- **STATED EXERCISE**:
Reproduce the data verbatim, starting at its first line and continuing up to and including the line that contains "data-point — [903, 1043, 920, 1060]".

- **DATA TO PROCESS**:
--------
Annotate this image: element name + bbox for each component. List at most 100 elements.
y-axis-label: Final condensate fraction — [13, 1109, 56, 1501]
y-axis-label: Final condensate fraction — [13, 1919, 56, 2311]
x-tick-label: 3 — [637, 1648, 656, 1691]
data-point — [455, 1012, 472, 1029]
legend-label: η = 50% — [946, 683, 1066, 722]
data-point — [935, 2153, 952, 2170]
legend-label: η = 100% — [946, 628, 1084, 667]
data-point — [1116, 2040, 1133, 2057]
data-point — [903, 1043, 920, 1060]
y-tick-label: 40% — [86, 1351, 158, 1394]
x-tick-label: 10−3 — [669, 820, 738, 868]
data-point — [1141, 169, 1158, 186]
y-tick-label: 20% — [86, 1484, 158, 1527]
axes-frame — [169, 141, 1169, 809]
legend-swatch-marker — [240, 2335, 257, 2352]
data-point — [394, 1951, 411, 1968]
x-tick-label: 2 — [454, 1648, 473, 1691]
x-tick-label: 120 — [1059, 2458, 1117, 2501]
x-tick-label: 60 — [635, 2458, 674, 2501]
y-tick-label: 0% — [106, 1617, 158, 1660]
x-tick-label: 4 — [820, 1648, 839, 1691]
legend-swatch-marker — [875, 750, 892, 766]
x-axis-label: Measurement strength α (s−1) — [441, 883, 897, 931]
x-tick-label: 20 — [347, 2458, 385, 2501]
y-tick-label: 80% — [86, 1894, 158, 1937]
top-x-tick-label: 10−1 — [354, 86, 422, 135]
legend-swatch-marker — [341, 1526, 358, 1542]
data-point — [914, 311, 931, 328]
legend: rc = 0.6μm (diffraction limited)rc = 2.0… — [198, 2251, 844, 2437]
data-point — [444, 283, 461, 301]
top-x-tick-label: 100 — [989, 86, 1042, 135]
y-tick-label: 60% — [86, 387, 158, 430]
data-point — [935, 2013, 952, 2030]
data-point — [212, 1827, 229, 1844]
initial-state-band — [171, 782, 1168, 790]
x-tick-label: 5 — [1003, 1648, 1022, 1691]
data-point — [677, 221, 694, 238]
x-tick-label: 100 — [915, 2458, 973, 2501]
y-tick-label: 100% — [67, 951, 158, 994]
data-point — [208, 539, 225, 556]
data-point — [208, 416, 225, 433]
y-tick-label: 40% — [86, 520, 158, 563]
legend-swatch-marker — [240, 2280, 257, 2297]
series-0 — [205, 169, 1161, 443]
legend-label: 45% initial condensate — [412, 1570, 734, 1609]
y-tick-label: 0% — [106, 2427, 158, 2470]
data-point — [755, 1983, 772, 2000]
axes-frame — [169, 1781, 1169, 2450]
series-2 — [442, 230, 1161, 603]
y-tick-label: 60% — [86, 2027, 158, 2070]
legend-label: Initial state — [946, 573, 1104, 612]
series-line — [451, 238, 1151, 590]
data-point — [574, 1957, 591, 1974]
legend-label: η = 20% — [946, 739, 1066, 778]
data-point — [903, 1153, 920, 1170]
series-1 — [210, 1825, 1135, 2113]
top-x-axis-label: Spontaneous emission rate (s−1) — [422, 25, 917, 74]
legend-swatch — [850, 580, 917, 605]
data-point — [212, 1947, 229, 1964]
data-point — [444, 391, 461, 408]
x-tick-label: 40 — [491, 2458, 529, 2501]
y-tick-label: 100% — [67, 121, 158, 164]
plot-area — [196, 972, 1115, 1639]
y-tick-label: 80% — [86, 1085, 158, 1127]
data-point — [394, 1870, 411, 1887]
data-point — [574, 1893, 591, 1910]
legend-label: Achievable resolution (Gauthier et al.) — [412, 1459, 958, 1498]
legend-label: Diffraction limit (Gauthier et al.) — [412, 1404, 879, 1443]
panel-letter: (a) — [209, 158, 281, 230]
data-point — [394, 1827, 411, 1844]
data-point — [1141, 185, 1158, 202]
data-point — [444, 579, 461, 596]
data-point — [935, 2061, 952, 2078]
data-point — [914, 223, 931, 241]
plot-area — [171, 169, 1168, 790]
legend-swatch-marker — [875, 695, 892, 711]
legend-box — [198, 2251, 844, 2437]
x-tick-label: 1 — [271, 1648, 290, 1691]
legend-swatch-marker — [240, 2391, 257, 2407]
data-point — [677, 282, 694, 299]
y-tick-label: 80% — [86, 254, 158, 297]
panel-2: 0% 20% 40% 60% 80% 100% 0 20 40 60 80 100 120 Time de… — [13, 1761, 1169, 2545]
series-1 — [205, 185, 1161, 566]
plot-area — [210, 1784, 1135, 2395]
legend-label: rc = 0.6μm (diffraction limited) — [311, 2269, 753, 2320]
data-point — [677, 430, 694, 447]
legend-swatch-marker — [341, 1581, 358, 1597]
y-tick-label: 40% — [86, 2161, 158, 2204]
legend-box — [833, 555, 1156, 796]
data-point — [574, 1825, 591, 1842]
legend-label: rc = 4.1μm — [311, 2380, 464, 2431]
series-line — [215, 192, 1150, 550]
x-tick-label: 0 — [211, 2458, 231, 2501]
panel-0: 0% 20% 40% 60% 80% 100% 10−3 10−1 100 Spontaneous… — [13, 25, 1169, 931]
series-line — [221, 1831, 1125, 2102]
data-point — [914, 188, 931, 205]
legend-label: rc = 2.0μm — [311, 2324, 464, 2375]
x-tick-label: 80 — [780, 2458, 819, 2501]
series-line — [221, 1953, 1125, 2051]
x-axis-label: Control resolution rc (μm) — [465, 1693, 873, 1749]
--------
- **EXERCISE ANSWER**:
Annotate this image: element name + bbox for each component. List at most 100 elements.
y-axis-label: Final condensate fraction — [13, 1109, 56, 1501]
y-axis-label: Final condensate fraction — [13, 1919, 56, 2311]
x-tick-label: 3 — [637, 1648, 656, 1691]
data-point — [455, 1012, 472, 1029]
legend-label: η = 50% — [946, 683, 1066, 722]
data-point — [935, 2153, 952, 2170]
legend-label: η = 100% — [946, 628, 1084, 667]
data-point — [1116, 2040, 1133, 2057]
data-point — [903, 1043, 920, 1060]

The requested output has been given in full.